==== Source text
I am attempting to do bisulfite sequencing on a frozen lung section extracted by laser capture microdissection. So far, I have not had good results getting past the PCR amplification step. To isolate DNA from LCM, I am using the qiagen micro kit. I've been getting between 1-15 ng total DNA from these extractions. This is normal because I am only taking between 40-200 cells from LCM, and I cannot increase the amount of tissue I extract from LCM. Then I am using the Qiagen bisulfite kit to do the CT conversion with a DNA protect buffer so I can keep the fragments intact. Following this, I am amplifying the converted DNA with the Whole Bisulfitome kit from Qiagen. This tissue is what I use for the PCR of our region of interest, and I have not been getting any results. The primers are known to work on bisulfite converted DNA, and I have successfully run it on control DNA. Does the fact that the DNA strands after whole genome amplification are double stranded instead of ssDNA have anything to do with this? Normally, the bisulfite DNA would be single stranded by the time it goes through the PCR. The PCR stages include a denaturation step so I couldn't see why it would be a problem...
========
==== Information given
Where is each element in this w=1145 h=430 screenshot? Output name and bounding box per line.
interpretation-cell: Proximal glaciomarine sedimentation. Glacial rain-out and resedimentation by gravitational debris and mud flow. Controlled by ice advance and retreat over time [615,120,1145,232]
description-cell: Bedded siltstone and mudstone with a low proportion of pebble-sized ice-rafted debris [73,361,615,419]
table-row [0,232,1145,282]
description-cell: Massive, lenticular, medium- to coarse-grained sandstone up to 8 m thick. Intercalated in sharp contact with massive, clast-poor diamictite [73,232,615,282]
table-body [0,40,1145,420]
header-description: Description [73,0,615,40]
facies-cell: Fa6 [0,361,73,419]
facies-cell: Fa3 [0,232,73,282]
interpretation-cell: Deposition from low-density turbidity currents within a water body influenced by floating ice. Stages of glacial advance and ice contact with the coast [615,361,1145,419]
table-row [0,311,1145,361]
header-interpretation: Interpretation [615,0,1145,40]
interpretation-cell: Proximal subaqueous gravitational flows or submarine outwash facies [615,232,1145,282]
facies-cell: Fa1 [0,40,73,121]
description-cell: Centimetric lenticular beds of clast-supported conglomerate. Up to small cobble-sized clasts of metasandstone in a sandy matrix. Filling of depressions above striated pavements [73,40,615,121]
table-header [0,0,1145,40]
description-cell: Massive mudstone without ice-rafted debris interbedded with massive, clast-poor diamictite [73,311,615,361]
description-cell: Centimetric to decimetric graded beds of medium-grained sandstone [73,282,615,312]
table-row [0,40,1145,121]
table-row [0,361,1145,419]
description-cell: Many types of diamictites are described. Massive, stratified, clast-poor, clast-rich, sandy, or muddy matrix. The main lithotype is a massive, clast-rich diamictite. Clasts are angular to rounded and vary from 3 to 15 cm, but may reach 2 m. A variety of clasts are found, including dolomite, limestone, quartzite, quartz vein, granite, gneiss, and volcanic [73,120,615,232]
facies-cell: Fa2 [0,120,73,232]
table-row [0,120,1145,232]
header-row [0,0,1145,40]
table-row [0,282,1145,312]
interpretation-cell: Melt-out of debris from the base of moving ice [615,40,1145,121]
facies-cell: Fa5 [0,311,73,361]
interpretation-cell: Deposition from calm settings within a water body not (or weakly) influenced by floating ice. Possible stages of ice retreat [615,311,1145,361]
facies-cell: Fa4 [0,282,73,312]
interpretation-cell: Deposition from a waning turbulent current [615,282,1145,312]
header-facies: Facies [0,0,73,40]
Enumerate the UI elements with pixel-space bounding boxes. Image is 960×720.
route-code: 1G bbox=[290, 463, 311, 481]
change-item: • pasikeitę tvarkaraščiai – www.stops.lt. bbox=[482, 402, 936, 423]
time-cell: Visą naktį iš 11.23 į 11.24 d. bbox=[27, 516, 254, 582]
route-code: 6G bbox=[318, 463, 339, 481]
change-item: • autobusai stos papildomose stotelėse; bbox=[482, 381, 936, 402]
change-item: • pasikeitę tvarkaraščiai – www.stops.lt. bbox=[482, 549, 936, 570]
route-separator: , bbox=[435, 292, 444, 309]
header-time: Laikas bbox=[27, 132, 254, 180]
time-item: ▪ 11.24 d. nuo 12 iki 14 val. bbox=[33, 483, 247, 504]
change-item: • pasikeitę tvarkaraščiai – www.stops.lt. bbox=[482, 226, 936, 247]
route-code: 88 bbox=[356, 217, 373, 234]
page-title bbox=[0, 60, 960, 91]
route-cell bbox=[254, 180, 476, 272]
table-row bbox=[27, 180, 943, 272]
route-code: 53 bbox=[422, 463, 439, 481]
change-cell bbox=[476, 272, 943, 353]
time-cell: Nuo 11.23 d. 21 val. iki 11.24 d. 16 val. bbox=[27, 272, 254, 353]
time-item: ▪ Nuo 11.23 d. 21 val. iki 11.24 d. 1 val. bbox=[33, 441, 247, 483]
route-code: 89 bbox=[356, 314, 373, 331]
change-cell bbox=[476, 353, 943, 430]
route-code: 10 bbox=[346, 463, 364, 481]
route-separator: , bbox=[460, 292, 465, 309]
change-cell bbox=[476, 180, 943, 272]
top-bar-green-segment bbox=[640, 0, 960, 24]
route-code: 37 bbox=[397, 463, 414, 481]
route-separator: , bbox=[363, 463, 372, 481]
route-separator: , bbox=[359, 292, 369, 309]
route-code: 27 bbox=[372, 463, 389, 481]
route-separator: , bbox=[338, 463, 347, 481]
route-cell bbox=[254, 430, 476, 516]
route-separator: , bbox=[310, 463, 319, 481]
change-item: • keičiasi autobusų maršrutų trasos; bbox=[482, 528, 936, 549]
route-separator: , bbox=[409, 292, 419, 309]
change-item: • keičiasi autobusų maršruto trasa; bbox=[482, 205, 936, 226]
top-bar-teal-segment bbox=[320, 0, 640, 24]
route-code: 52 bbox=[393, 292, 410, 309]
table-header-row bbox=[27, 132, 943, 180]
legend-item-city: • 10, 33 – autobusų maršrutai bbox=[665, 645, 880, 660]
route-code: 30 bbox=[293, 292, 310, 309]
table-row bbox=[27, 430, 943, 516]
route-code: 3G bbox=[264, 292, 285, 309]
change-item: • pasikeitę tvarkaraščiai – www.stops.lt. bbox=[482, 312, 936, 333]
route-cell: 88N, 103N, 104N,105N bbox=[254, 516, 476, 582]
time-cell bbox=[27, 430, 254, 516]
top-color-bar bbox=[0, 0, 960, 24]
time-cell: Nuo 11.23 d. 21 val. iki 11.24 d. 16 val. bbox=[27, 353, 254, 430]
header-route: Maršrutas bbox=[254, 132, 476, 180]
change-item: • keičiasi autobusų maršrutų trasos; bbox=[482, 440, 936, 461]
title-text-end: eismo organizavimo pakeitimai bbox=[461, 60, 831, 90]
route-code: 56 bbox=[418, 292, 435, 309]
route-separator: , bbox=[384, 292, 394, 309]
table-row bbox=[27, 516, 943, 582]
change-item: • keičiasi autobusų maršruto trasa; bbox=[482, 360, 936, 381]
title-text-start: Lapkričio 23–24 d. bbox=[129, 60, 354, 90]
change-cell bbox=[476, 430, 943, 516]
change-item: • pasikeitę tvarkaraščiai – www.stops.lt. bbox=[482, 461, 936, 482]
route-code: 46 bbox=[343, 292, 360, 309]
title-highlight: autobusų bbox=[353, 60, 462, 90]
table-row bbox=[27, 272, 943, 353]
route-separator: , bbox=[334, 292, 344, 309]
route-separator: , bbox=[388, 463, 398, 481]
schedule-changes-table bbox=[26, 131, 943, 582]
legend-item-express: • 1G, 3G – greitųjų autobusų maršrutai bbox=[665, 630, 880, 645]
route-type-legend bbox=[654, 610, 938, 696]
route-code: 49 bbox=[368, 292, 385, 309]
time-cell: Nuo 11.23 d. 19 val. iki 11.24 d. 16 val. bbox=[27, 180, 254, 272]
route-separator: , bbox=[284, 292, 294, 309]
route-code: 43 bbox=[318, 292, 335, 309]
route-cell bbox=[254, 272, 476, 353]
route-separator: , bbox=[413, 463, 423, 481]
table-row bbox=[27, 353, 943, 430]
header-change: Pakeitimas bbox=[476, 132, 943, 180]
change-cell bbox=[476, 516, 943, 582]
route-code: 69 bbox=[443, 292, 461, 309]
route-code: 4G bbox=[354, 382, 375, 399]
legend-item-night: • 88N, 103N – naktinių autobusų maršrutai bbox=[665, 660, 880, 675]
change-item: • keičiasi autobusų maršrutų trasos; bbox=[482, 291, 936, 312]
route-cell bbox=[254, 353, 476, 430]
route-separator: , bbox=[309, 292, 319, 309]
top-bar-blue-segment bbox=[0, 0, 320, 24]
========
→ Questions to answer
a) In the bisulfite sequencing post, how many cells does the writer take by laser capture microdissection?
b) Sum up the bisulfite sequencing post in two sentences.
c) Continue the bisulfite sequencing post from where it stops.

→ Answers below
a) Between 40 and 200 cells.

b) The writer is trying to do bisulfite sequencing on frozen lung tissue taken by laser capture microdissection. The writer isolates 1–15 ng of DNA, converts it, and amplifies it with Qiagen kits, but gets no PCR results with primers that work on control DNA, and asks whether the double-stranded DNA left after whole genome amplification is to blame.

c)
Hi John,
Because you're starting with very low amounts of DNA, I recommend checking DNA concentration and quality after both bisulfite treatment and whole genome amplification to make sure you have an adequate amount of template for the PCR.
You also might need to increase the number of PCR cycles or perform a nested PCR reaction for higher product amplification. You can design a nested PCR to first amplify your gene of interest with methylation-insensitive primers between a region spanning the target methylation site. The product should be around 200 bp and gel-extracted to improve RT-PCR efficiency. Then you can perform a second reaction on your first-step product with methylation-specific primers.
Since you are working with low input DNA, it is critical to design a small PCR amplicon (must be smaller than 150 bp, ideally smaller than 100 bp). Before analyzing LCM samples, it is recommend to validate the PCR primer sets to avoid the preferential PCR amplification with low input DNA.
Liying Yan The primers I am using are 500 bp. If you know any primer sets that have been used before on human tissue which are smaller i'd be interested in trying new primers!
Hi John,
Are you working a specific gene? 500 bp for bisulfite PCR is too big for regular input DNA. Thanks.
Liying Yan The gene is SMAD3, and has been successfully performed through sequencing by one of our collaborators, but not on LCM extracted DNA. However, I am performing a feasibility study and don't need to use SMAD3 specifically.
For a feasibility study, Line-1 Pyrosequencing methylation analysis may be a good start. The Line-1 Pyrosequencing assay can detect less than 1 ng input DNA.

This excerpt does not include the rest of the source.